:: GOAL ::
Find every line in the records below that holds the word "background" and copy it.

:: DATASET ::
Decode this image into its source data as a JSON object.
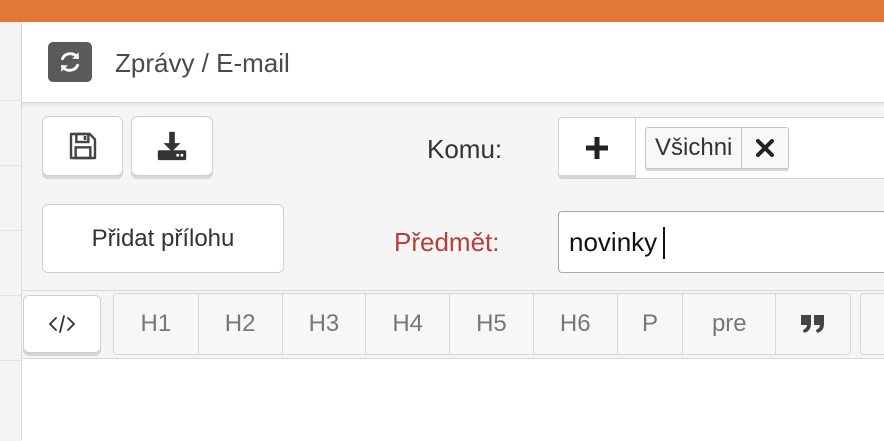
{
  "header": {
    "title": "Zprávy / E-mail"
  },
  "actions": {
    "save_icon": "floppy-disk-icon",
    "download_icon": "download-icon",
    "add_attachment_label": "Přidat přílohu"
  },
  "recipients": {
    "label": "Komu:",
    "add_icon": "plus-icon",
    "tags": [
      {
        "label": "Všichni",
        "remove_icon": "close-icon"
      }
    ]
  },
  "subject": {
    "label": "Předmět:",
    "value": "novinky",
    "label_color": "#b5403a"
  },
  "toolbar": {
    "code_icon": "code-icon",
    "formats": [
      "H1",
      "H2",
      "H3",
      "H4",
      "H5",
      "H6",
      "P",
      "pre"
    ],
    "quote_icon": "quote-icon"
  },
  "colors": {
    "topbar": "#e0783a",
    "refresh_button_bg": "#5a5a5a"
  }
}
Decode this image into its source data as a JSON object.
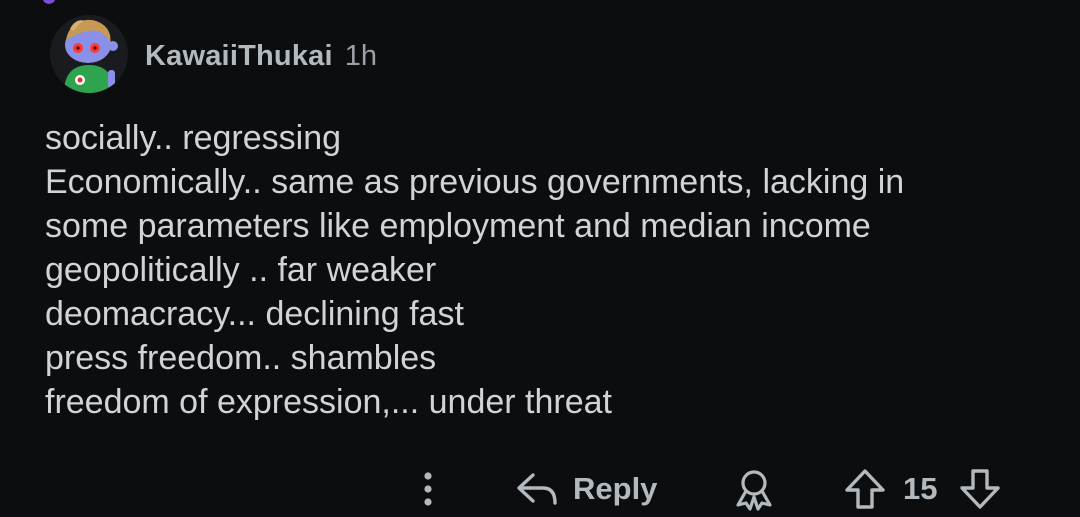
{
  "comment": {
    "author": "KawaiiThukai",
    "timestamp": "1h",
    "body_lines": [
      "socially.. regressing",
      "Economically.. same as previous governments, lacking in",
      "some parameters like employment and median income",
      "geopolitically .. far weaker",
      "deomacracy... declining fast",
      "press freedom.. shambles",
      "freedom of expression,... under threat"
    ]
  },
  "actions": {
    "more_icon": "vertical-dots-icon",
    "reply_icon": "reply-arrow-icon",
    "reply_label": "Reply",
    "award_icon": "award-ribbon-icon",
    "upvote_icon": "up-arrow-icon",
    "score": "15",
    "downvote_icon": "down-arrow-icon"
  },
  "colors": {
    "background": "#0b0d0f",
    "text": "#d0d4d7",
    "muted": "#b3babf"
  }
}
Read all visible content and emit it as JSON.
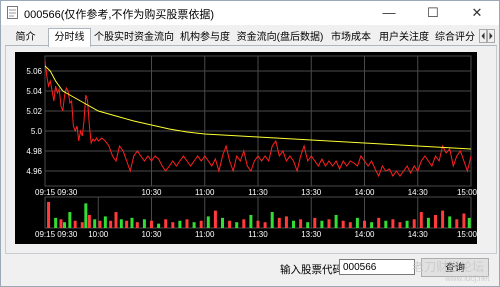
{
  "window": {
    "title": "000566(仅作参考,不作为购买股票依据)",
    "minimize_glyph": "—",
    "maximize_glyph": "☐",
    "close_glyph": "✕"
  },
  "tabs": [
    {
      "label": "简介"
    },
    {
      "label": "分时线"
    },
    {
      "label": "个股实时资金流向"
    },
    {
      "label": "机构参与度"
    },
    {
      "label": "资金流向(盘后数据)"
    },
    {
      "label": "市场成本"
    },
    {
      "label": "用户关注度"
    },
    {
      "label": "综合评分"
    }
  ],
  "active_tab_index": 1,
  "chart_data": {
    "type": "line",
    "title": "",
    "ylim": [
      4.945,
      5.075
    ],
    "y_ticks": [
      {
        "value": 5.06,
        "label": "5.06"
      },
      {
        "value": 5.04,
        "label": "5.04"
      },
      {
        "value": 5.02,
        "label": "5.02"
      },
      {
        "value": 5.0,
        "label": "5.0"
      },
      {
        "value": 4.98,
        "label": "4.98"
      },
      {
        "value": 4.96,
        "label": "4.96"
      }
    ],
    "x_ticks": [
      {
        "t": 0,
        "label": "09:15 09:30"
      },
      {
        "t": 60,
        "label": "10:30"
      },
      {
        "t": 90,
        "label": "11:00"
      },
      {
        "t": 120,
        "label": "11:30"
      },
      {
        "t": 150,
        "label": "13:30"
      },
      {
        "t": 180,
        "label": "14:00"
      },
      {
        "t": 210,
        "label": "14:30"
      },
      {
        "t": 240,
        "label": "15:00"
      }
    ],
    "x_ticks_volume": [
      {
        "t": 0,
        "label": "09:15 09:30"
      },
      {
        "t": 30,
        "label": "10:00"
      },
      {
        "t": 60,
        "label": "10:30"
      },
      {
        "t": 90,
        "label": "11:00"
      },
      {
        "t": 120,
        "label": "11:30"
      },
      {
        "t": 150,
        "label": "13:30"
      },
      {
        "t": 180,
        "label": "14:00"
      },
      {
        "t": 210,
        "label": "14:30"
      },
      {
        "t": 240,
        "label": "15:00"
      }
    ],
    "colors": {
      "background": "#000000",
      "grid": "#4a4a4a",
      "price": "#ff2020",
      "average": "#ffff30",
      "volume_up": "#ff3b3b",
      "volume_down": "#33dd33",
      "axis_text": "#ffffff"
    },
    "series": [
      {
        "name": "price",
        "points": [
          [
            0,
            5.07
          ],
          [
            1,
            5.055
          ],
          [
            2,
            5.045
          ],
          [
            3,
            5.05
          ],
          [
            4,
            5.04
          ],
          [
            5,
            5.03
          ],
          [
            6,
            5.045
          ],
          [
            7,
            5.038
          ],
          [
            8,
            5.042
          ],
          [
            9,
            5.025
          ],
          [
            10,
            5.02
          ],
          [
            11,
            5.035
          ],
          [
            12,
            5.043
          ],
          [
            13,
            5.04
          ],
          [
            14,
            5.028
          ],
          [
            15,
            5.03
          ],
          [
            16,
            5.005
          ],
          [
            17,
            5.0
          ],
          [
            18,
            5.005
          ],
          [
            19,
            4.99
          ],
          [
            20,
            5.0
          ],
          [
            21,
            4.995
          ],
          [
            22,
            5.01
          ],
          [
            23,
            5.036
          ],
          [
            24,
            5.03
          ],
          [
            25,
            5.005
          ],
          [
            26,
            4.988
          ],
          [
            27,
            4.992
          ],
          [
            28,
            4.99
          ],
          [
            29,
            4.993
          ],
          [
            30,
            4.99
          ],
          [
            32,
            4.993
          ],
          [
            34,
            4.99
          ],
          [
            36,
            4.985
          ],
          [
            38,
            4.975
          ],
          [
            40,
            4.97
          ],
          [
            42,
            4.985
          ],
          [
            44,
            4.98
          ],
          [
            46,
            4.97
          ],
          [
            48,
            4.96
          ],
          [
            50,
            4.975
          ],
          [
            52,
            4.98
          ],
          [
            54,
            4.975
          ],
          [
            56,
            4.97
          ],
          [
            58,
            4.975
          ],
          [
            60,
            4.97
          ],
          [
            62,
            4.975
          ],
          [
            64,
            4.972
          ],
          [
            66,
            4.965
          ],
          [
            68,
            4.96
          ],
          [
            70,
            4.965
          ],
          [
            72,
            4.97
          ],
          [
            74,
            4.965
          ],
          [
            76,
            4.97
          ],
          [
            78,
            4.975
          ],
          [
            80,
            4.97
          ],
          [
            82,
            4.965
          ],
          [
            84,
            4.97
          ],
          [
            86,
            4.975
          ],
          [
            88,
            4.97
          ],
          [
            90,
            4.975
          ],
          [
            92,
            4.97
          ],
          [
            94,
            4.965
          ],
          [
            96,
            4.972
          ],
          [
            98,
            4.96
          ],
          [
            100,
            4.975
          ],
          [
            102,
            4.985
          ],
          [
            104,
            4.97
          ],
          [
            106,
            4.96
          ],
          [
            108,
            4.975
          ],
          [
            110,
            4.97
          ],
          [
            112,
            4.98
          ],
          [
            114,
            4.965
          ],
          [
            116,
            4.96
          ],
          [
            118,
            4.97
          ],
          [
            120,
            4.975
          ],
          [
            122,
            4.97
          ],
          [
            124,
            4.975
          ],
          [
            126,
            4.97
          ],
          [
            128,
            4.985
          ],
          [
            130,
            4.99
          ],
          [
            132,
            4.975
          ],
          [
            134,
            4.98
          ],
          [
            136,
            4.97
          ],
          [
            138,
            4.975
          ],
          [
            140,
            4.97
          ],
          [
            142,
            4.96
          ],
          [
            144,
            4.975
          ],
          [
            146,
            4.985
          ],
          [
            148,
            4.97
          ],
          [
            150,
            4.975
          ],
          [
            152,
            4.97
          ],
          [
            154,
            4.965
          ],
          [
            156,
            4.972
          ],
          [
            158,
            4.965
          ],
          [
            160,
            4.97
          ],
          [
            162,
            4.965
          ],
          [
            164,
            4.97
          ],
          [
            166,
            4.962
          ],
          [
            168,
            4.97
          ],
          [
            170,
            4.965
          ],
          [
            172,
            4.97
          ],
          [
            174,
            4.968
          ],
          [
            176,
            4.965
          ],
          [
            178,
            4.975
          ],
          [
            180,
            4.97
          ],
          [
            182,
            4.965
          ],
          [
            184,
            4.97
          ],
          [
            186,
            4.962
          ],
          [
            188,
            4.955
          ],
          [
            190,
            4.965
          ],
          [
            192,
            4.96
          ],
          [
            194,
            4.962
          ],
          [
            196,
            4.955
          ],
          [
            198,
            4.96
          ],
          [
            200,
            4.955
          ],
          [
            202,
            4.96
          ],
          [
            204,
            4.965
          ],
          [
            206,
            4.958
          ],
          [
            208,
            4.965
          ],
          [
            210,
            4.96
          ],
          [
            212,
            4.97
          ],
          [
            214,
            4.975
          ],
          [
            216,
            4.97
          ],
          [
            218,
            4.965
          ],
          [
            220,
            4.975
          ],
          [
            222,
            4.97
          ],
          [
            224,
            4.985
          ],
          [
            226,
            4.978
          ],
          [
            228,
            4.982
          ],
          [
            230,
            4.965
          ],
          [
            232,
            4.975
          ],
          [
            234,
            4.98
          ],
          [
            236,
            4.97
          ],
          [
            238,
            4.96
          ],
          [
            240,
            4.975
          ]
        ]
      },
      {
        "name": "average",
        "points": [
          [
            0,
            5.065
          ],
          [
            3,
            5.06
          ],
          [
            6,
            5.05
          ],
          [
            10,
            5.04
          ],
          [
            15,
            5.035
          ],
          [
            20,
            5.03
          ],
          [
            30,
            5.02
          ],
          [
            40,
            5.015
          ],
          [
            50,
            5.01
          ],
          [
            60,
            5.006
          ],
          [
            70,
            5.002
          ],
          [
            80,
            4.999
          ],
          [
            90,
            4.997
          ],
          [
            100,
            4.996
          ],
          [
            110,
            4.995
          ],
          [
            120,
            4.994
          ],
          [
            130,
            4.993
          ],
          [
            140,
            4.992
          ],
          [
            150,
            4.991
          ],
          [
            160,
            4.99
          ],
          [
            170,
            4.989
          ],
          [
            180,
            4.988
          ],
          [
            190,
            4.987
          ],
          [
            200,
            4.986
          ],
          [
            210,
            4.985
          ],
          [
            220,
            4.984
          ],
          [
            230,
            4.983
          ],
          [
            240,
            4.982
          ]
        ]
      }
    ],
    "volume": [
      {
        "t": 2,
        "v": 0.9,
        "dir": "up"
      },
      {
        "t": 6,
        "v": 0.35,
        "dir": "down"
      },
      {
        "t": 9,
        "v": 0.3,
        "dir": "up"
      },
      {
        "t": 11,
        "v": 0.2,
        "dir": "down"
      },
      {
        "t": 14,
        "v": 0.55,
        "dir": "down"
      },
      {
        "t": 17,
        "v": 0.25,
        "dir": "up"
      },
      {
        "t": 21,
        "v": 0.2,
        "dir": "up"
      },
      {
        "t": 23,
        "v": 0.85,
        "dir": "down"
      },
      {
        "t": 25,
        "v": 0.45,
        "dir": "up"
      },
      {
        "t": 28,
        "v": 0.3,
        "dir": "down"
      },
      {
        "t": 31,
        "v": 0.25,
        "dir": "up"
      },
      {
        "t": 34,
        "v": 0.4,
        "dir": "down"
      },
      {
        "t": 37,
        "v": 0.25,
        "dir": "up"
      },
      {
        "t": 40,
        "v": 0.55,
        "dir": "up"
      },
      {
        "t": 43,
        "v": 0.3,
        "dir": "down"
      },
      {
        "t": 46,
        "v": 0.25,
        "dir": "up"
      },
      {
        "t": 49,
        "v": 0.35,
        "dir": "down"
      },
      {
        "t": 52,
        "v": 0.2,
        "dir": "up"
      },
      {
        "t": 56,
        "v": 0.3,
        "dir": "down"
      },
      {
        "t": 60,
        "v": 0.25,
        "dir": "up"
      },
      {
        "t": 64,
        "v": 0.15,
        "dir": "down"
      },
      {
        "t": 68,
        "v": 0.3,
        "dir": "up"
      },
      {
        "t": 72,
        "v": 0.2,
        "dir": "up"
      },
      {
        "t": 76,
        "v": 0.25,
        "dir": "down"
      },
      {
        "t": 80,
        "v": 0.3,
        "dir": "up"
      },
      {
        "t": 84,
        "v": 0.2,
        "dir": "down"
      },
      {
        "t": 88,
        "v": 0.25,
        "dir": "up"
      },
      {
        "t": 92,
        "v": 0.4,
        "dir": "down"
      },
      {
        "t": 96,
        "v": 0.6,
        "dir": "up"
      },
      {
        "t": 100,
        "v": 0.35,
        "dir": "down"
      },
      {
        "t": 104,
        "v": 0.25,
        "dir": "up"
      },
      {
        "t": 108,
        "v": 0.2,
        "dir": "down"
      },
      {
        "t": 112,
        "v": 0.3,
        "dir": "up"
      },
      {
        "t": 116,
        "v": 0.45,
        "dir": "down"
      },
      {
        "t": 120,
        "v": 0.25,
        "dir": "up"
      },
      {
        "t": 124,
        "v": 0.2,
        "dir": "up"
      },
      {
        "t": 128,
        "v": 0.55,
        "dir": "down"
      },
      {
        "t": 132,
        "v": 0.35,
        "dir": "up"
      },
      {
        "t": 136,
        "v": 0.4,
        "dir": "up"
      },
      {
        "t": 140,
        "v": 0.25,
        "dir": "down"
      },
      {
        "t": 144,
        "v": 0.3,
        "dir": "up"
      },
      {
        "t": 148,
        "v": 0.2,
        "dir": "down"
      },
      {
        "t": 152,
        "v": 0.35,
        "dir": "up"
      },
      {
        "t": 156,
        "v": 0.25,
        "dir": "down"
      },
      {
        "t": 160,
        "v": 0.3,
        "dir": "up"
      },
      {
        "t": 164,
        "v": 0.45,
        "dir": "down"
      },
      {
        "t": 168,
        "v": 0.25,
        "dir": "up"
      },
      {
        "t": 172,
        "v": 0.2,
        "dir": "up"
      },
      {
        "t": 176,
        "v": 0.35,
        "dir": "down"
      },
      {
        "t": 180,
        "v": 0.25,
        "dir": "up"
      },
      {
        "t": 184,
        "v": 0.2,
        "dir": "down"
      },
      {
        "t": 188,
        "v": 0.35,
        "dir": "up"
      },
      {
        "t": 192,
        "v": 0.25,
        "dir": "down"
      },
      {
        "t": 196,
        "v": 0.3,
        "dir": "up"
      },
      {
        "t": 200,
        "v": 0.2,
        "dir": "up"
      },
      {
        "t": 204,
        "v": 0.25,
        "dir": "down"
      },
      {
        "t": 208,
        "v": 0.3,
        "dir": "up"
      },
      {
        "t": 212,
        "v": 0.55,
        "dir": "up"
      },
      {
        "t": 216,
        "v": 0.35,
        "dir": "down"
      },
      {
        "t": 220,
        "v": 0.45,
        "dir": "up"
      },
      {
        "t": 224,
        "v": 0.6,
        "dir": "up"
      },
      {
        "t": 228,
        "v": 0.4,
        "dir": "down"
      },
      {
        "t": 232,
        "v": 0.3,
        "dir": "up"
      },
      {
        "t": 236,
        "v": 0.5,
        "dir": "up"
      },
      {
        "t": 239,
        "v": 0.35,
        "dir": "down"
      }
    ]
  },
  "search": {
    "label": "输入股票代码:",
    "value": "000566",
    "button_label": "查询"
  },
  "watermark": {
    "text": "老刀财经论坛",
    "subtext": "www.ldcj.net"
  }
}
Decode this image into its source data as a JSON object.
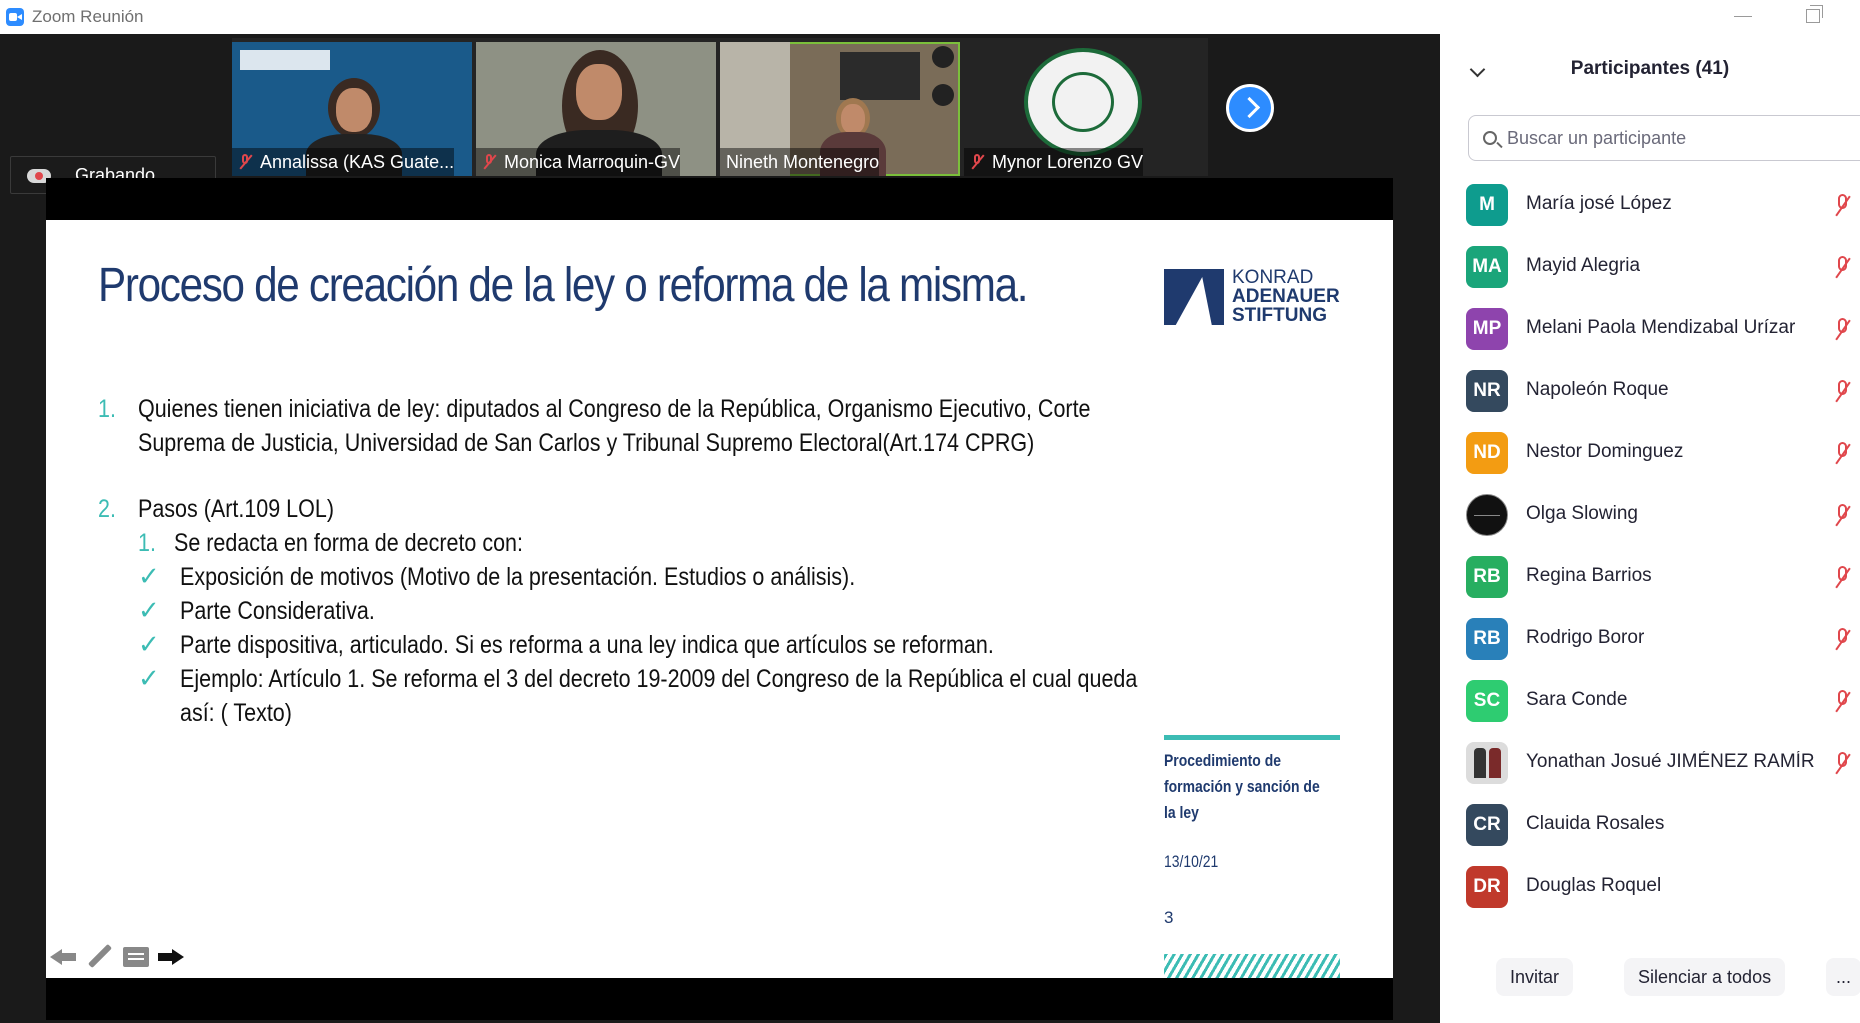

:: CORRECT RESULT ::
    "background": "#0b0d0f",
      "background": "#000000",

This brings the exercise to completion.